(Data entries for graphics)
★ ★ ★ ★

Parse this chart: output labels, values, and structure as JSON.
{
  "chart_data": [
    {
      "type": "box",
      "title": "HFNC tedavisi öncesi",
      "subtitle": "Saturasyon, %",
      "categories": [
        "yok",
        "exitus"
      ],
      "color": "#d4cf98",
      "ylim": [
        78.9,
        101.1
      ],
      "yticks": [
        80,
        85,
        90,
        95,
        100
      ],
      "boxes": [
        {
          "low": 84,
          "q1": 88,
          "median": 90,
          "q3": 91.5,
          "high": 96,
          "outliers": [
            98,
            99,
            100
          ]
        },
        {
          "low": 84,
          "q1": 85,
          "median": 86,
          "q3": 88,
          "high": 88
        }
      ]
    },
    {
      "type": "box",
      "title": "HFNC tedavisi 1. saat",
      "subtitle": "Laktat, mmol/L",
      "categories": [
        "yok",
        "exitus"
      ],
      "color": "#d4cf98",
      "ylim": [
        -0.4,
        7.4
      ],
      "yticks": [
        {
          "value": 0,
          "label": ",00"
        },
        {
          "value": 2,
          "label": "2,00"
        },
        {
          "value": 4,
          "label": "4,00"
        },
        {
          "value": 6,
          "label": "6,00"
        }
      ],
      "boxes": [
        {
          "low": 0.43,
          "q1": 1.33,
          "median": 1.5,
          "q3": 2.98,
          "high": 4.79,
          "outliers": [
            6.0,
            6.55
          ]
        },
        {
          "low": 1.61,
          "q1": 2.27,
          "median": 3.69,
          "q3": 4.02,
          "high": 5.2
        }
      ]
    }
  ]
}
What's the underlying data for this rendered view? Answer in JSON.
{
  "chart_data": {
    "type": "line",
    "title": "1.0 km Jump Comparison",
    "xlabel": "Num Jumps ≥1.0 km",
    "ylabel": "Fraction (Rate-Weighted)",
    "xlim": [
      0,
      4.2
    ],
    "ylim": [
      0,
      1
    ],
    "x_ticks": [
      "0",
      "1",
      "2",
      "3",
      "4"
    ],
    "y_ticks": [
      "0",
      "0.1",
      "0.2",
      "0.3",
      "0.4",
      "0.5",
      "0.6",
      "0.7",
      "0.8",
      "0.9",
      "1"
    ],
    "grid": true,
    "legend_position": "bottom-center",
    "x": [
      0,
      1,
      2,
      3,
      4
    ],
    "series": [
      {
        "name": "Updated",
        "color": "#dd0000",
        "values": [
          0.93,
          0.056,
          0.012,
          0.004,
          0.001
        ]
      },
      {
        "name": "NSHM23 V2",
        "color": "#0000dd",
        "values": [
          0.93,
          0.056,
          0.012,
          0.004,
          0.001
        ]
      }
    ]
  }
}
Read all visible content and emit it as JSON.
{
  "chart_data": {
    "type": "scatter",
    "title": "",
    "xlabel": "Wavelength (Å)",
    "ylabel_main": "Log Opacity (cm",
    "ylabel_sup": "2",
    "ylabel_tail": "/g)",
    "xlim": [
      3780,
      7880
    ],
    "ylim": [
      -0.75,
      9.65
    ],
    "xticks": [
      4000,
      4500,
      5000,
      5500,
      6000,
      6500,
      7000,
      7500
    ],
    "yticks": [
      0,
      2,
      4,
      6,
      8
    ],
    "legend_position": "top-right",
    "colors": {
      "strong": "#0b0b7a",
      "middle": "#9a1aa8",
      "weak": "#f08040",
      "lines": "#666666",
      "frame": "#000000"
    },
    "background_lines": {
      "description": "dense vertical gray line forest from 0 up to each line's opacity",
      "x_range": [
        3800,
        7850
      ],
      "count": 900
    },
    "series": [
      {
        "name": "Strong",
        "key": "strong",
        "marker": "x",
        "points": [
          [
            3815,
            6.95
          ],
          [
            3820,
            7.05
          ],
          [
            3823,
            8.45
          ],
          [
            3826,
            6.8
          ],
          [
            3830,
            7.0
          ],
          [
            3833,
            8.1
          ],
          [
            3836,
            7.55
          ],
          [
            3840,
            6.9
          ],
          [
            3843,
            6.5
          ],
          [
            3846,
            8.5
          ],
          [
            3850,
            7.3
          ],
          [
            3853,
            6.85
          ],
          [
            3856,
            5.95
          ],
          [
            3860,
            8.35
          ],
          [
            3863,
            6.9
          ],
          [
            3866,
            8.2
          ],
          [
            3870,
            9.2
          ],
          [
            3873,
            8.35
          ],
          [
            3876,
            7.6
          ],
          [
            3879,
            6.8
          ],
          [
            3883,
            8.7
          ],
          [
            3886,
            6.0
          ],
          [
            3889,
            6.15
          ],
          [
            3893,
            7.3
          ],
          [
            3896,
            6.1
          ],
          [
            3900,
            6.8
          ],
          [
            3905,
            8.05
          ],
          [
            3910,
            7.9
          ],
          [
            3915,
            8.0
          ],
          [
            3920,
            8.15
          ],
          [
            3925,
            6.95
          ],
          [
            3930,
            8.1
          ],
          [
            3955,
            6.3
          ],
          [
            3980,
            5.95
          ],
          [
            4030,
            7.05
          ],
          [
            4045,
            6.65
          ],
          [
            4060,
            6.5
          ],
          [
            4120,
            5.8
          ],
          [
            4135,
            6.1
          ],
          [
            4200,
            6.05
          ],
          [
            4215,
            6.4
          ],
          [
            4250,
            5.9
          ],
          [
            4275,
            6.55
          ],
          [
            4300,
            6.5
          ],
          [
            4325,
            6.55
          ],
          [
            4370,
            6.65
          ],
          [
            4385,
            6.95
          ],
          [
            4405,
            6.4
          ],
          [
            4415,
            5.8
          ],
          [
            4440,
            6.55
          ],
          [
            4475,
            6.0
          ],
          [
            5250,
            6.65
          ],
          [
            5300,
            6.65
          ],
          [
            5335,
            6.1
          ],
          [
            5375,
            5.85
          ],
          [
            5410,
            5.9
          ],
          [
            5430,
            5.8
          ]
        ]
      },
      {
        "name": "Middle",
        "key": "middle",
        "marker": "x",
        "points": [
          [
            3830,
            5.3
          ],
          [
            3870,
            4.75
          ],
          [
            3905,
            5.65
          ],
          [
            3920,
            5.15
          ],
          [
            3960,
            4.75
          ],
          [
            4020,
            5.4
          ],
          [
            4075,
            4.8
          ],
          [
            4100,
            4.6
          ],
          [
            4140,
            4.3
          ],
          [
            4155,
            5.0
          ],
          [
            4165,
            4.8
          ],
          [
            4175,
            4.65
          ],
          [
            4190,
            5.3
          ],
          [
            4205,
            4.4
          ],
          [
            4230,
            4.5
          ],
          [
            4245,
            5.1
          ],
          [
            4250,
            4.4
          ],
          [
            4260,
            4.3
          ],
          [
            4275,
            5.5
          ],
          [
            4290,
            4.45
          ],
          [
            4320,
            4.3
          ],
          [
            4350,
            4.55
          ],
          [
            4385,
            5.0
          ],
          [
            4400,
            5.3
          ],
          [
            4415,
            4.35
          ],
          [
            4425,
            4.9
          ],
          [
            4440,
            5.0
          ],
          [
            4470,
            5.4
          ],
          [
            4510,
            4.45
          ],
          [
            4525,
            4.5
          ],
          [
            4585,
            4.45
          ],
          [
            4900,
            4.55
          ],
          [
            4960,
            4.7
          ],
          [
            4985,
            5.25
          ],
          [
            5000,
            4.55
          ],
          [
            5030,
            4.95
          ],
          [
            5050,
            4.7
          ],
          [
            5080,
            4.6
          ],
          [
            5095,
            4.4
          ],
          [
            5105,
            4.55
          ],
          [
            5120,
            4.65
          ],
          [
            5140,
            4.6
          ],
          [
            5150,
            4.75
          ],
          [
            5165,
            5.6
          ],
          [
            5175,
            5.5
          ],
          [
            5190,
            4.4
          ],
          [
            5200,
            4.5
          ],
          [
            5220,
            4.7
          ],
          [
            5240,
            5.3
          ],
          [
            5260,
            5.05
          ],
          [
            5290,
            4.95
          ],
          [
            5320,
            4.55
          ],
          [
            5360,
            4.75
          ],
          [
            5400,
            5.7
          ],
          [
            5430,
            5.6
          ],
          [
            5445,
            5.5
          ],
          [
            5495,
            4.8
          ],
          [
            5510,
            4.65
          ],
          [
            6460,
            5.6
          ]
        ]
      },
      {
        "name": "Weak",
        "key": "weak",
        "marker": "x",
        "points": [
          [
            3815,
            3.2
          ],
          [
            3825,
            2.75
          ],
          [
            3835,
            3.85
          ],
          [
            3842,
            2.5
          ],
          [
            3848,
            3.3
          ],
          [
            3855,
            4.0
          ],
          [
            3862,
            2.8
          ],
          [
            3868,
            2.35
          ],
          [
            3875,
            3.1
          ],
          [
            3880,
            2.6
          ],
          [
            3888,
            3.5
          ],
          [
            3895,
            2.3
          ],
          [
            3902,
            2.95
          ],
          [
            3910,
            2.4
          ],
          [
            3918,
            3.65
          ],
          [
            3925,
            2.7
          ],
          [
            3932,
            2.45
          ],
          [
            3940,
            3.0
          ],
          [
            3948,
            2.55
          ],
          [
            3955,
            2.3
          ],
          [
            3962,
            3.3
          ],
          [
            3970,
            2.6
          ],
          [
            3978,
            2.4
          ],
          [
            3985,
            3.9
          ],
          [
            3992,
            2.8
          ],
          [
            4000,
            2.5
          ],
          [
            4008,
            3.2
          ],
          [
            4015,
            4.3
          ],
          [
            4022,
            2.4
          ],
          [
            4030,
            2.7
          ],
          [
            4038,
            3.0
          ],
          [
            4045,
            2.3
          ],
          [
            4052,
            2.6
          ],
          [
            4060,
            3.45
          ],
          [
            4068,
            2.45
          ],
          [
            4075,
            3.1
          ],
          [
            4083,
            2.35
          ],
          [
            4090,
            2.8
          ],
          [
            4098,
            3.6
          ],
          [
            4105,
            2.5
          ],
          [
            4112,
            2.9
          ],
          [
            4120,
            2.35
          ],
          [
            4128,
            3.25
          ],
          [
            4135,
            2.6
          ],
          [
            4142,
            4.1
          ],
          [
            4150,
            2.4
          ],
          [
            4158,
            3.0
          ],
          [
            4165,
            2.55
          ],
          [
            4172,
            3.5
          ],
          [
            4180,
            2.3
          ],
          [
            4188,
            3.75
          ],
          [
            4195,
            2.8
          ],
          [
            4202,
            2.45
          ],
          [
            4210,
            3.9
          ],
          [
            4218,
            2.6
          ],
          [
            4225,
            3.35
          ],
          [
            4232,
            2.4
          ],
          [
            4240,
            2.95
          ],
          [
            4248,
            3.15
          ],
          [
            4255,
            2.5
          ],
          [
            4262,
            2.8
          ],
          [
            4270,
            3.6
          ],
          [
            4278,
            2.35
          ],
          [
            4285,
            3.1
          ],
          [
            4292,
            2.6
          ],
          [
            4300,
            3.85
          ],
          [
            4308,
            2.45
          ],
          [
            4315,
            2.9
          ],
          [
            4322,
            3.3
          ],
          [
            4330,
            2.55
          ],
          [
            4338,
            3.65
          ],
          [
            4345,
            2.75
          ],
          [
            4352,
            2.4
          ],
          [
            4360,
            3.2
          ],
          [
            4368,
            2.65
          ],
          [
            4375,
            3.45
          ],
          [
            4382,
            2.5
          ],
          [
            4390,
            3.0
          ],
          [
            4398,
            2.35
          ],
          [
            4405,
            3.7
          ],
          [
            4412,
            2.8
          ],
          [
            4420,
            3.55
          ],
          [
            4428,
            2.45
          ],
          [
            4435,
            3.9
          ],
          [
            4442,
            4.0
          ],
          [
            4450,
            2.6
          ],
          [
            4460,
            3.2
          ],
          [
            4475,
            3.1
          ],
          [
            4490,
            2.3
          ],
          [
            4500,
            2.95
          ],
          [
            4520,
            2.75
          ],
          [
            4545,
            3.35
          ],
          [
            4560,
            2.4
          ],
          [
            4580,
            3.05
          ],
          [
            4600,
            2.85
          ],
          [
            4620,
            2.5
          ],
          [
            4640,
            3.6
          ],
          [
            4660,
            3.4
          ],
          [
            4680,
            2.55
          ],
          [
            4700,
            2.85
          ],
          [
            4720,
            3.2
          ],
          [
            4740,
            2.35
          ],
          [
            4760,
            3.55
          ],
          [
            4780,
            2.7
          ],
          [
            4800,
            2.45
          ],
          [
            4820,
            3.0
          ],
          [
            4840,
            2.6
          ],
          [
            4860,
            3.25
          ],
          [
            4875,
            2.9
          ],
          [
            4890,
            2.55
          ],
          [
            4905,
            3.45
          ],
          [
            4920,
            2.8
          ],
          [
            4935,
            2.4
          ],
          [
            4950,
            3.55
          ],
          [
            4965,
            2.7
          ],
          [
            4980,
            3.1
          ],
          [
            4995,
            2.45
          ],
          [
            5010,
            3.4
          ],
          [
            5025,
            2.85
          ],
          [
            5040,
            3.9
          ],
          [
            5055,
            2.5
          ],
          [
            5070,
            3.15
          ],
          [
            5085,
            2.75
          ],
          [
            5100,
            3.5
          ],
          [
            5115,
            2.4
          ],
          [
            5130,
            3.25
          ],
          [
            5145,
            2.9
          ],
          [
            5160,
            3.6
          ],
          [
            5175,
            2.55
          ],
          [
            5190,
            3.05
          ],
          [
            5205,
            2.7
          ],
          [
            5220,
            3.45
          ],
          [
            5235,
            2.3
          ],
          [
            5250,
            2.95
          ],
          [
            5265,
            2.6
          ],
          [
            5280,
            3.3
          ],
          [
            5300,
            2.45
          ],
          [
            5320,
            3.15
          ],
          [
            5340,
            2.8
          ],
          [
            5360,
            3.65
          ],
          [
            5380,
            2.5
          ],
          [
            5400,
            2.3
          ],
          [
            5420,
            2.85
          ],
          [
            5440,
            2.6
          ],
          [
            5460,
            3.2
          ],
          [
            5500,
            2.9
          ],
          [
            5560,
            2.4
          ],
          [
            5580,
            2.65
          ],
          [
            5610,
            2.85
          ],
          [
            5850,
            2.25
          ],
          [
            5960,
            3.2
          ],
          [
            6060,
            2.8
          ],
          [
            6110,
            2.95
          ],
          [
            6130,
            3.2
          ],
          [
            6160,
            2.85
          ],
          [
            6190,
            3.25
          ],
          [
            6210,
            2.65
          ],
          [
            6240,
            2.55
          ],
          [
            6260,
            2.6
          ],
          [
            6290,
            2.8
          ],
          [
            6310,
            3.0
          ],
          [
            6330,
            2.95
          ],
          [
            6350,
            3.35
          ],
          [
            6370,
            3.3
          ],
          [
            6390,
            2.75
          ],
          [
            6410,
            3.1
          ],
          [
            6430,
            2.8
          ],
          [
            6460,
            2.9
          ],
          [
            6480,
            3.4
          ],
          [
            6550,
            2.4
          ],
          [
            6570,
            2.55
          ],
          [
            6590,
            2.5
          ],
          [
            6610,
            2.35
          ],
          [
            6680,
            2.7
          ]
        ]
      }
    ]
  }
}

★ ★ ★ ★

• [What you will do]:
Out of the material above, select every line that holds the string "name".

• [Final result]:
        "name": "Updated",
        "name": "NSHM23 V2",
        "name": "Strong",
        "name": "Middle",
        "name": "Weak",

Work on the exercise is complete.